Start

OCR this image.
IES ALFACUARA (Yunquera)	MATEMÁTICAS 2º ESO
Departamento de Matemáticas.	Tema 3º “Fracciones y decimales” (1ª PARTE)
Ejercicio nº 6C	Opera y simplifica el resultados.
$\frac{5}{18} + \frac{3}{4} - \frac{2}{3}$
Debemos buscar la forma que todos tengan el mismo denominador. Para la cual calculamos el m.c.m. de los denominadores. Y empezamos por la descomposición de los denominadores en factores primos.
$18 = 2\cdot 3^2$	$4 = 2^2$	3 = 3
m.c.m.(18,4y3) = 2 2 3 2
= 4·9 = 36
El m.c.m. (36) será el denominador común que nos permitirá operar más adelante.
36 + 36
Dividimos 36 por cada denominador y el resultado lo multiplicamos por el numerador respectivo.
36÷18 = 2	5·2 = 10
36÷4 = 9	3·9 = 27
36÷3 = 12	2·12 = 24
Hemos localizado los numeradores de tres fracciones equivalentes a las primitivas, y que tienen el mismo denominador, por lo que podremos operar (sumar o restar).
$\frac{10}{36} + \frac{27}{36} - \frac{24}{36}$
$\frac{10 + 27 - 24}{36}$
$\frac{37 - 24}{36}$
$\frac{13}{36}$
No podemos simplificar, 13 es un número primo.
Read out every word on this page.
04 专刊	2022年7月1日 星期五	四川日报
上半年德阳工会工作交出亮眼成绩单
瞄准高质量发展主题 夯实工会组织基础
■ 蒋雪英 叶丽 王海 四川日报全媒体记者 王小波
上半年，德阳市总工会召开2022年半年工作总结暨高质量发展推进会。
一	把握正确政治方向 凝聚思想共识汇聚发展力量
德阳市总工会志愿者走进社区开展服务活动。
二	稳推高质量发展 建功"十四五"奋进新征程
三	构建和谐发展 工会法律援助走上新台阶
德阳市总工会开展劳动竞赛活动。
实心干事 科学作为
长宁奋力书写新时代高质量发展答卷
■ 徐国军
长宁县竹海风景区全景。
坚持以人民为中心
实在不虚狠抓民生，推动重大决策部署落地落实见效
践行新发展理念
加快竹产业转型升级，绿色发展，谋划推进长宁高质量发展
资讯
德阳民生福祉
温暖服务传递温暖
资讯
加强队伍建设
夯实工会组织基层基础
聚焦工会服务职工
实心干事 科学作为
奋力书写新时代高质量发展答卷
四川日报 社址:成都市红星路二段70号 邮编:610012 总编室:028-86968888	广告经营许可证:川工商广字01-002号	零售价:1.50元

End

From the listing above, pick out each line where the word "denominador" appears.

**REPLY:**
Debemos buscar la forma que todos tengan el mismo denominador. Para la cual calculamos el m.c.m. de los denominadores. Y empezamos por la descomposición de los denominadores en factores primos.
El m.c.m. (36) será el denominador común que nos permitirá operar más adelante.
Dividimos 36 por cada denominador y el resultado lo multiplicamos por el numerador respectivo.
Hemos localizado los numeradores de tres fracciones equivalentes a las primitivas, y que tienen el mismo denominador, por lo que podremos operar (sumar o restar).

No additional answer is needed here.